(Saved data entries)
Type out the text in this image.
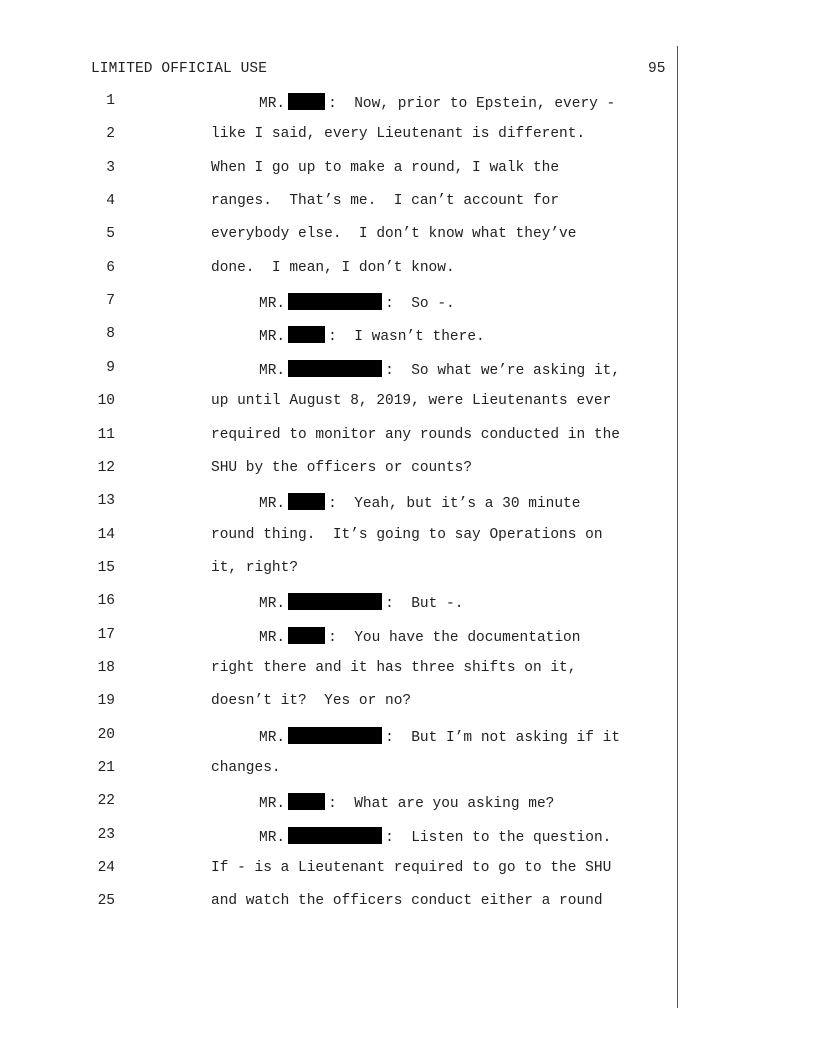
LIMITED OFFICIAL USE	95
1	MR.	:  Now, prior to Epstein, every -
2	like I said, every Lieutenant is different.
3	When I go up to make a round, I walk the
4	ranges.  That’s me.  I can’t account for
5	everybody else.  I don’t know what they’ve
6	done.  I mean, I don’t know.
7	MR.	:  So -.
8	MR.	:  I wasn’t there.
9	MR.	:  So what we’re asking it,
10	up until August 8, 2019, were Lieutenants ever
11	required to monitor any rounds conducted in the
12	SHU by the officers or counts?
13	MR.	:  Yeah, but it’s a 30 minute
14	round thing.  It’s going to say Operations on
15	it, right?
16	MR.	:  But -.
17	MR.	:  You have the documentation
18	right there and it has three shifts on it,
19	doesn’t it?  Yes or no?
20	MR.	:  But I’m not asking if it
21	changes.
22	MR.	:  What are you asking me?
23	MR.	:  Listen to the question.
24	If - is a Lieutenant required to go to the SHU
25	and watch the officers conduct either a round
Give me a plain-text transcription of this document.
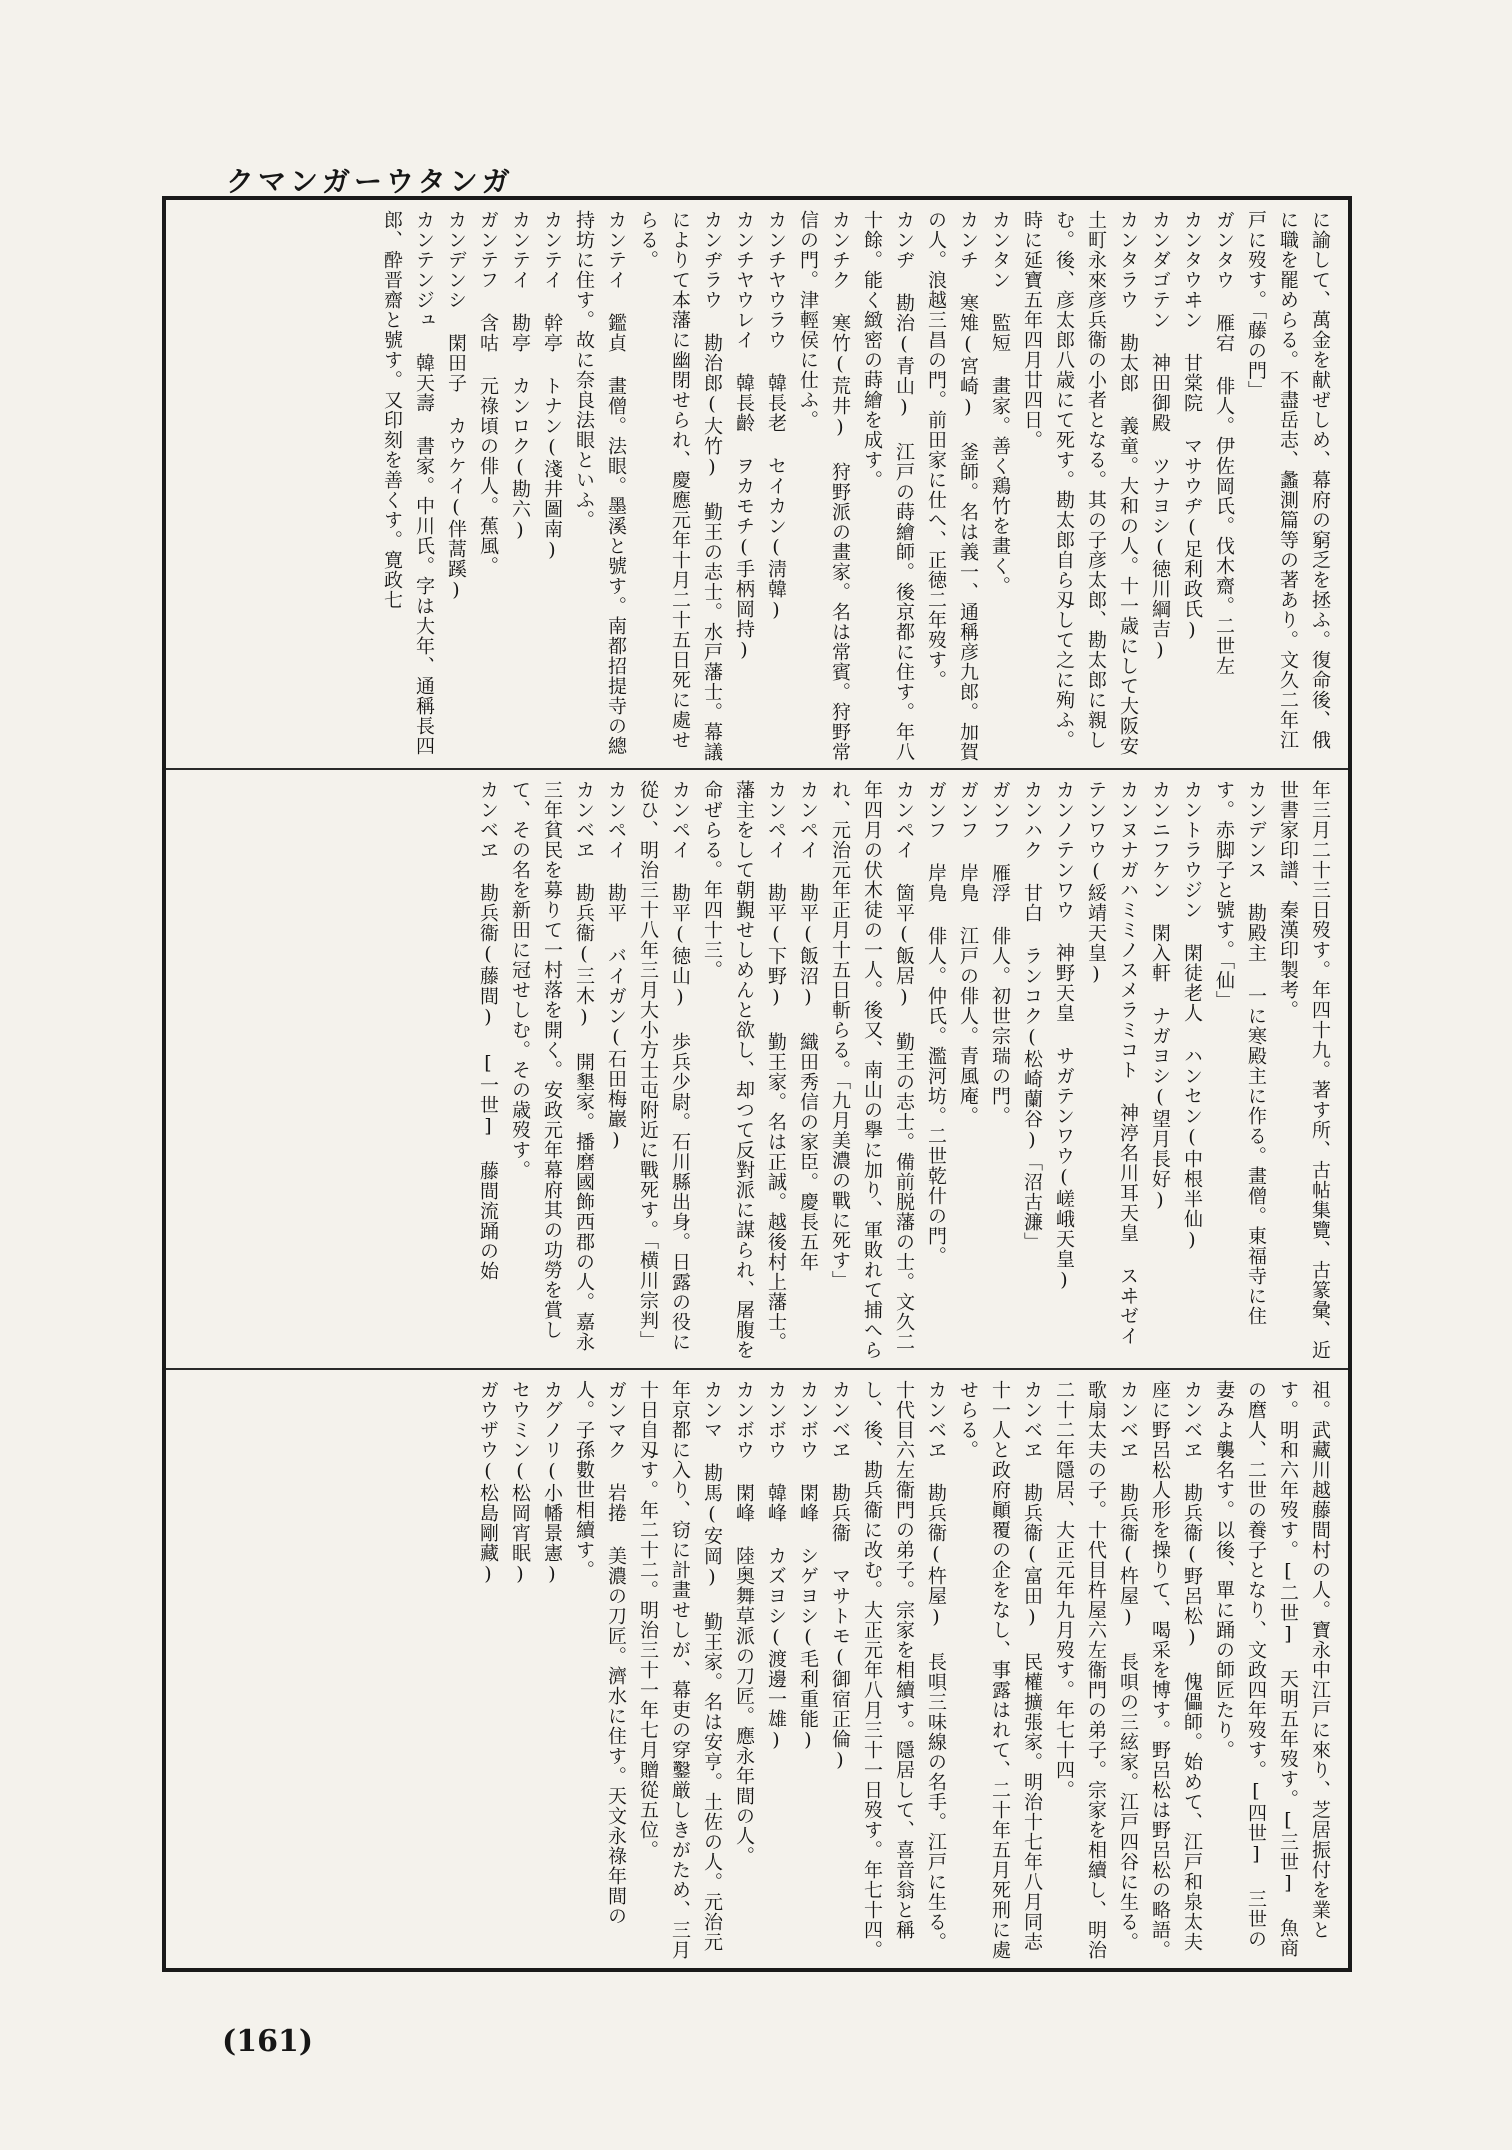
クマンガーウタンガ
に諭して、萬金を献ぜしめ、幕府の窮乏を拯ふ。復命後、俄に職を罷めらる。不盡岳志、蠡測篇等の著あり。文久二年江戸に歿す。「藤の門」
ガンタウ 雁宕 俳人。伊佐岡氏。伐木齋。二世左
カンタウヰン 甘棠院 マサウヂ(足利政氏)
カンダゴテン 神田御殿 ツナヨシ(徳川綱吉)
カンタラウ 勘太郎 義童。大和の人。十一歳にして大阪安土町永來彦兵衞の小者となる。其の子彦太郎、勘太郎に親しむ。後、彦太郎八歳にて死す。勘太郎自ら刄して之に殉ふ。時に延寶五年四月廿四日。
カンタン 監短 畫家。善く鶏竹を畫く。
カンチ 寒雉(宮崎) 釜師。名は義一、通稱彦九郎。加賀の人。浪越三昌の門。前田家に仕へ、正徳二年歿す。
カンヂ 勘治(青山) 江戸の蒔繪師。後京都に住す。年八十餘。能く緻密の蒔繪を成す。
カンチク 寒竹(荒井) 狩野派の畫家。名は常賓。狩野常信の門。津輕侯に仕ふ。
カンチヤウラウ 韓長老 セイカン(淸韓)
カンチヤウレイ 韓長齡 ヲカモチ(手柄岡持)
カンヂラウ 勘治郎(大竹) 勤王の志士。水戸藩士。幕議によりて本藩に幽閉せられ、慶應元年十月二十五日死に處せらる。
カンテイ 鑑貞 畫僧。法眼。墨溪と號す。南都招提寺の總持坊に住す。故に奈良法眼といふ。
カンテイ 幹亭 トナン(淺井圖南)
カンテイ 勘亭 カンロク(勘六)
ガンテフ 含咕 元祿頃の俳人。蕉風。
カンデンシ 閑田子 カウケイ(伴蒿蹊)
カンテンジュ 韓天壽 書家。中川氏。字は大年、通稱長四郎、酔晋齋と號す。又印刻を善くす。寛政七
年三月二十三日歿す。年四十九。著す所、古帖集覽、古篆彙、近世書家印譜、秦漢印製考。
カンデンス 勘殿主 一に寒殿主に作る。畫僧。東福寺に住す。赤脚子と號す。「仙」
カントラウジン 閑徒老人 ハンセン(中根半仙)
カンニフケン 閑入軒 ナガヨシ(望月長好)
カンヌナガハミミノスメラミコト 神渟名川耳天皇 スヰゼイテンワウ(綏靖天皇)
カンノテンワウ 神野天皇 サガテンワウ(嵯峨天皇)
カンハク 甘白 ランコク(松崎蘭谷)「沼古濂」
ガンフ 雁浮 俳人。初世宗瑞の門。
ガンフ 岸鳬 江戸の俳人。青風庵。
ガンフ 岸鳬 俳人。仲氏。濫河坊。二世乾什の門。
カンペイ 箇平(飯居) 勤王の志士。備前脱藩の士。文久二年四月の伏木徒の一人。後又、南山の擧に加り、軍敗れて捕へられ、元治元年正月十五日斬らる。「九月美濃の戰に死す」
カンペイ 勘平(飯沼) 織田秀信の家臣。慶長五年
カンペイ 勘平(下野) 勤王家。名は正誠。越後村上藩士。藩主をして朝覲せしめんと欲し、却つて反對派に謀られ、屠腹を命ぜらる。年四十三。
カンペイ 勘平(徳山) 歩兵少尉。石川縣出身。日露の役に從ひ、明治三十八年三月大小方士屯附近に戰死す。「横川宗判」
カンペイ 勘平 バイガン(石田梅巖)
カンベヱ 勘兵衞(三木) 開墾家。播磨國飾西郡の人。嘉永三年貧民を募りて一村落を開く。安政元年幕府其の功勞を賞して、その名を新田に冠せしむ。その歳歿す。
カンベヱ 勘兵衞(藤間) [一世] 藤間流踊の始
祖。武藏川越藤間村の人。寶永中江戸に來り、芝居振付を業とす。明和六年歿す。[二世] 天明五年歿す。[三世] 魚商の麿人、二世の養子となり、文政四年歿す。[四世] 三世の妻みよ襲名す。以後、單に踊の師匠たり。
カンベヱ 勘兵衞(野呂松) 傀儡師。始めて、江戸和泉太夫座に野呂松人形を操りて、喝采を博す。野呂松は野呂松の略語。
カンベヱ 勘兵衞(杵屋) 長唄の三絃家。江戸四谷に生る。歌扇太夫の子。十代目杵屋六左衞門の弟子。宗家を相續し、明治二十二年隱居、大正元年九月歿す。年七十四。
カンベヱ 勘兵衞(富田) 民權擴張家。明治十七年八月同志十一人と政府顚覆の企をなし、事露はれて、二十年五月死刑に處せらる。
カンベヱ 勘兵衞(杵屋) 長唄三味線の名手。江戸に生る。十代目六左衞門の弟子。宗家を相續す。隱居して、喜音翁と稱し、後、勘兵衞に改む。大正元年八月三十一日歿す。年七十四。
カンベヱ 勘兵衞 マサトモ(御宿正倫)
カンボウ 閑峰 シゲヨシ(毛利重能)
カンボウ 韓峰 カズヨシ(渡邊一雄)
カンボウ 閑峰 陸奥舞草派の刀匠。應永年間の人。
カンマ 勘馬(安岡) 勤王家。名は安亨。土佐の人。元治元年京都に入り、窃に計畫せしが、幕吏の穿鑿厳しきがため、三月十日自刄す。年二十二。明治三十一年七月贈從五位。
ガンマク 岩捲 美濃の刀匠。濟水に住す。天文永祿年間の人。子孫數世相續す。
カグノリ(小幡景憲)
セウミン(松岡宵眠)
ガウザウ(松島剛藏)
(161)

§ STATED GOAL
Find the string "required" in the entries above and return each line that holds it.

§ REPLY
11	required to monitor any rounds conducted in the
24	If - is a Lieutenant required to go to the SHU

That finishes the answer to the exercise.